= Data to process =
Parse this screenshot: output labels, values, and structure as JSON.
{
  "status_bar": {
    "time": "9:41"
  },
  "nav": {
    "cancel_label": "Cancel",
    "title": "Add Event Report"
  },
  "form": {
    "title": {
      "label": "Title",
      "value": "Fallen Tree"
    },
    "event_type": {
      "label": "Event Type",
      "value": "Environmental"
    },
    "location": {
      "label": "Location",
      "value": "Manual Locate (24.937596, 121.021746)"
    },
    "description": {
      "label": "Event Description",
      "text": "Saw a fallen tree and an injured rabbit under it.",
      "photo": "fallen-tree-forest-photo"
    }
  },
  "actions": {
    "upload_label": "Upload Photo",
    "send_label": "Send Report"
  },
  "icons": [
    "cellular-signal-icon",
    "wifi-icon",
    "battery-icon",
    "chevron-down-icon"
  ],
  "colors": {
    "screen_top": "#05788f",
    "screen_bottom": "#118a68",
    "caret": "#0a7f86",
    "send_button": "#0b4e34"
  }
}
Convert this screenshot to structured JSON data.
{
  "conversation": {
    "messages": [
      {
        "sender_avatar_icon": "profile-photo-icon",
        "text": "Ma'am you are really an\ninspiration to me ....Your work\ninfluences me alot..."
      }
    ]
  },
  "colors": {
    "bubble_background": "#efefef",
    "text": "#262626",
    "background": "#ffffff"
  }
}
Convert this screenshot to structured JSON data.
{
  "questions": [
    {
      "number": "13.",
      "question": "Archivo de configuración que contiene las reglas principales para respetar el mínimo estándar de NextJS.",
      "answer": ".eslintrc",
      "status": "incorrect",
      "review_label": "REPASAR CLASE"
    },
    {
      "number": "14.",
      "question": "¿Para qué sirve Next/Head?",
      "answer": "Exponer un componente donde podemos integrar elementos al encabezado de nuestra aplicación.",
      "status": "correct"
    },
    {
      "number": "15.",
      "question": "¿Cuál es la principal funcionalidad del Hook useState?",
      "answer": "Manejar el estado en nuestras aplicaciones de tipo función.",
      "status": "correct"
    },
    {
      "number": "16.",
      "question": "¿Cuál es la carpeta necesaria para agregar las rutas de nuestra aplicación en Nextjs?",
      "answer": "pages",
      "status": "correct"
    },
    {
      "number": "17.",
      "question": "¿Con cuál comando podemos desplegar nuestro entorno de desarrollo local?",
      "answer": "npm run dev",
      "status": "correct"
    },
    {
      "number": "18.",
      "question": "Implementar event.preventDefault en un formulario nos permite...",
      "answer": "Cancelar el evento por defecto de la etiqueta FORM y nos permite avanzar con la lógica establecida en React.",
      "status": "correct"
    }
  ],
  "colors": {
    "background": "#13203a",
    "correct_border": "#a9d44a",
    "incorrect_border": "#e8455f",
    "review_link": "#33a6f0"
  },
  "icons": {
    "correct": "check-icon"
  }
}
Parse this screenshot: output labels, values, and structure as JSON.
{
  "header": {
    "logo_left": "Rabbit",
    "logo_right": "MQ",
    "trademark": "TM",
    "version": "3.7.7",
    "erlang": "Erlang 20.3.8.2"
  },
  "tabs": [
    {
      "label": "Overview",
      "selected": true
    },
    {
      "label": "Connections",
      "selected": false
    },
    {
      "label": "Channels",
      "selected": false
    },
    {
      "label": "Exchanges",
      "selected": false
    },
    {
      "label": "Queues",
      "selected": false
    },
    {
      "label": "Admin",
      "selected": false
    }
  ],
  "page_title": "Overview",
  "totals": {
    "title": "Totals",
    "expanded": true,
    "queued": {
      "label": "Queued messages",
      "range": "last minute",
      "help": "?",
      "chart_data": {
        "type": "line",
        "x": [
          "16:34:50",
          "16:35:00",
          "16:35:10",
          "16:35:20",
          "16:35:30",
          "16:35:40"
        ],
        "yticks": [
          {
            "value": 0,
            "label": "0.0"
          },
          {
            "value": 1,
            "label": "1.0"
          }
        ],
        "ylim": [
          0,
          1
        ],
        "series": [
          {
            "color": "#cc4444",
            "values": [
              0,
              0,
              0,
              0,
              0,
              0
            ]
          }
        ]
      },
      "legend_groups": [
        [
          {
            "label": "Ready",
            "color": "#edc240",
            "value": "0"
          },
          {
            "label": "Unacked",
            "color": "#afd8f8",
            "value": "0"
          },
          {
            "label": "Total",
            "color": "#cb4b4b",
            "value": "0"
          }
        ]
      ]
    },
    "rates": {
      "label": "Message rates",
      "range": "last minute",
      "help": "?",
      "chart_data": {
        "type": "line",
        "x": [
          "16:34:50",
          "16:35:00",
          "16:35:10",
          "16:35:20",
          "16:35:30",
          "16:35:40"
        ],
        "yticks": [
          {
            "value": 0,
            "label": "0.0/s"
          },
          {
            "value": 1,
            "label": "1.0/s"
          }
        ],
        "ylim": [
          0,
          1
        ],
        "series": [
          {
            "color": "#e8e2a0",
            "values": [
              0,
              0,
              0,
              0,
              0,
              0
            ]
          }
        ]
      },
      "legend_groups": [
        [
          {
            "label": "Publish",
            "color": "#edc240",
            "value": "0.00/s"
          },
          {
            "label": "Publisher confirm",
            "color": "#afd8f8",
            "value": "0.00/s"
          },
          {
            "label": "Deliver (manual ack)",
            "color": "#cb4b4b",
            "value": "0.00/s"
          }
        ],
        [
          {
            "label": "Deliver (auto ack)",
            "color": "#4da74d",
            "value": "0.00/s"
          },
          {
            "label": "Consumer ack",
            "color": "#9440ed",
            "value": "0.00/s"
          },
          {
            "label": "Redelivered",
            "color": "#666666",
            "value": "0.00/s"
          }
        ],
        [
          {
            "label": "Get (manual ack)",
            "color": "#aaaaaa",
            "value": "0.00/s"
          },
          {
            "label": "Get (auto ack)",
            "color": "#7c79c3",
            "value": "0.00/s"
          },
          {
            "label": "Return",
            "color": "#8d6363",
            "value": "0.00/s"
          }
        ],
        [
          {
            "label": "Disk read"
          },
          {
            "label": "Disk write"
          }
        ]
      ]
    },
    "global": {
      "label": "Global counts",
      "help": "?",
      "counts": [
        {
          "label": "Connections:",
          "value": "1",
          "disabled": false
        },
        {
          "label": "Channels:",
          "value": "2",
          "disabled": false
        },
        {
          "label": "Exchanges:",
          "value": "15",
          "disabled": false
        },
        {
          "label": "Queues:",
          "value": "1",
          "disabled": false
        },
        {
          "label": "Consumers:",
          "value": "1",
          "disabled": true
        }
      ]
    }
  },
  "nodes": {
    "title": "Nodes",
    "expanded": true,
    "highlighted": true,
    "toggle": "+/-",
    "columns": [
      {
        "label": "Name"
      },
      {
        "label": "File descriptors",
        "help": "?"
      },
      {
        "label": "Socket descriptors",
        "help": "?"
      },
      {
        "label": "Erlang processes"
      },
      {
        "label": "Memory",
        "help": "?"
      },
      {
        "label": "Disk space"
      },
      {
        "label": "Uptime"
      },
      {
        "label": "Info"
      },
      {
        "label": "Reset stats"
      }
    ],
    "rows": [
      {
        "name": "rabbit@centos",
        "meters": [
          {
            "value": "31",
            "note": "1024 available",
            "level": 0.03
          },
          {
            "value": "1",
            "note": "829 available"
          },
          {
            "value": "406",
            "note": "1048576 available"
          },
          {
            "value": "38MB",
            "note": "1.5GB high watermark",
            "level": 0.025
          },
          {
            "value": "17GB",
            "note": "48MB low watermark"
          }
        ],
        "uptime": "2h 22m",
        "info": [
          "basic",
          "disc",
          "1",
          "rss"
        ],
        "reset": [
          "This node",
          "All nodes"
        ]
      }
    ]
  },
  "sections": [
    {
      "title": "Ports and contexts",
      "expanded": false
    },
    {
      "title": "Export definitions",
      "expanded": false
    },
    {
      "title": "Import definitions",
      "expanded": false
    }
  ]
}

= Directions =
Copy each line of the listing that holds the word "auto".

= Output below =
            "label": "Deliver (auto ack)",
            "label": "Get (auto ack)",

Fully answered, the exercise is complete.